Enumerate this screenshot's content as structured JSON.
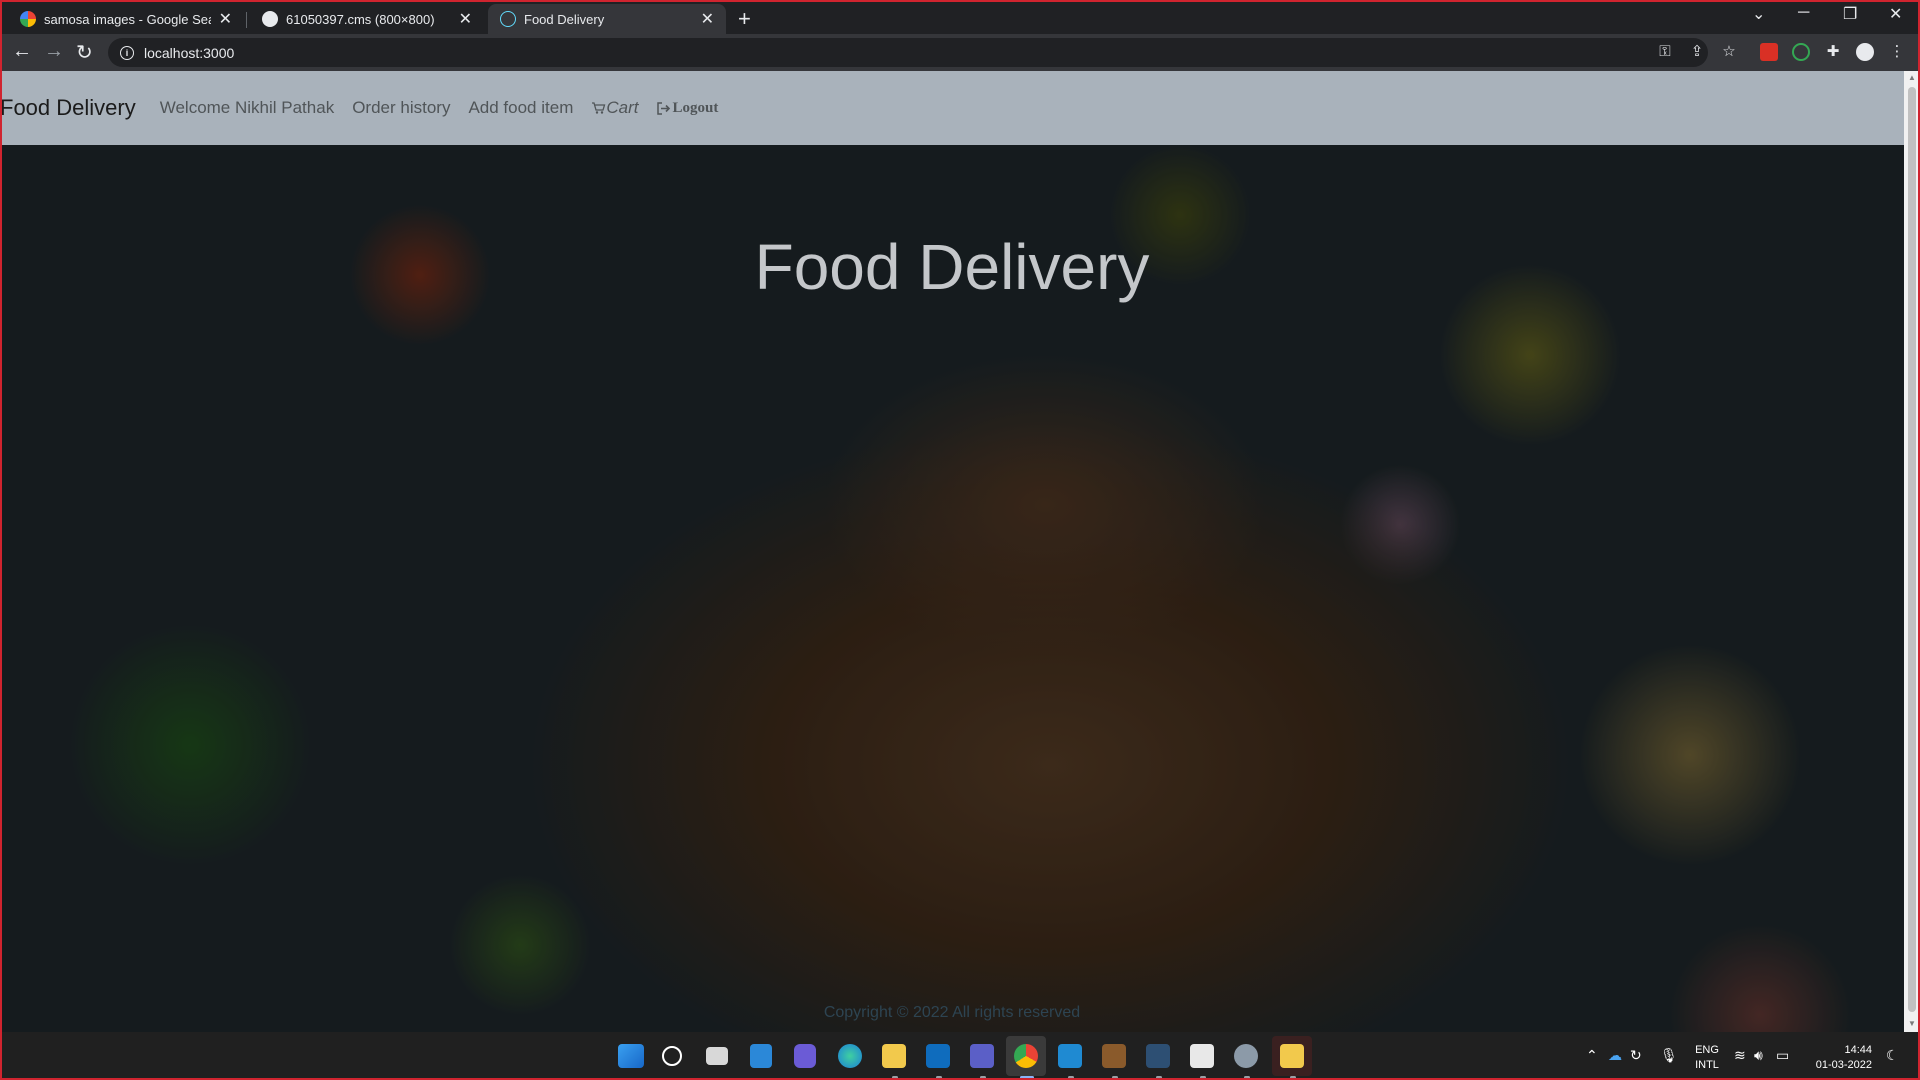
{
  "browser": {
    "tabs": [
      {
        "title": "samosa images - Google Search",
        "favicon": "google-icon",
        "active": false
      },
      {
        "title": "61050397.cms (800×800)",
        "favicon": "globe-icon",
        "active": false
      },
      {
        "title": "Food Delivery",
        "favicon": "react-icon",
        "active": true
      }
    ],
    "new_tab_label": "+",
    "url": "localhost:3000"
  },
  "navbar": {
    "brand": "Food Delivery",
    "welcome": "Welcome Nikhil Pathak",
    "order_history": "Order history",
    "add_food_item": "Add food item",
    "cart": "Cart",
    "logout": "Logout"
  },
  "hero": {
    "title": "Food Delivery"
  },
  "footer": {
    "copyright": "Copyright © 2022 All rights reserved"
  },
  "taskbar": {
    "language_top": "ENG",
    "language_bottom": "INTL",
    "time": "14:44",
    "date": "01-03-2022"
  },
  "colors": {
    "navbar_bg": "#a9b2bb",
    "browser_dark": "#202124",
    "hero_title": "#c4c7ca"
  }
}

-=-=-

## Objective:
Copy every line above word for word and exclude the pictures.

## Completed task:
Enumerate this screenshot's content as structured JSON.
{
  "browser": {
    "tabs": [
      {
        "title": "samosa images - Google Search",
        "favicon": "google-icon",
        "active": false
      },
      {
        "title": "61050397.cms (800×800)",
        "favicon": "globe-icon",
        "active": false
      },
      {
        "title": "Food Delivery",
        "favicon": "react-icon",
        "active": true
      }
    ],
    "new_tab_label": "+",
    "url": "localhost:3000"
  },
  "navbar": {
    "brand": "Food Delivery",
    "welcome": "Welcome Nikhil Pathak",
    "order_history": "Order history",
    "add_food_item": "Add food item",
    "cart": "Cart",
    "logout": "Logout"
  },
  "hero": {
    "title": "Food Delivery"
  },
  "footer": {
    "copyright": "Copyright © 2022 All rights reserved"
  },
  "taskbar": {
    "language_top": "ENG",
    "language_bottom": "INTL",
    "time": "14:44",
    "date": "01-03-2022"
  },
  "colors": {
    "navbar_bg": "#a9b2bb",
    "browser_dark": "#202124",
    "hero_title": "#c4c7ca"
  }
}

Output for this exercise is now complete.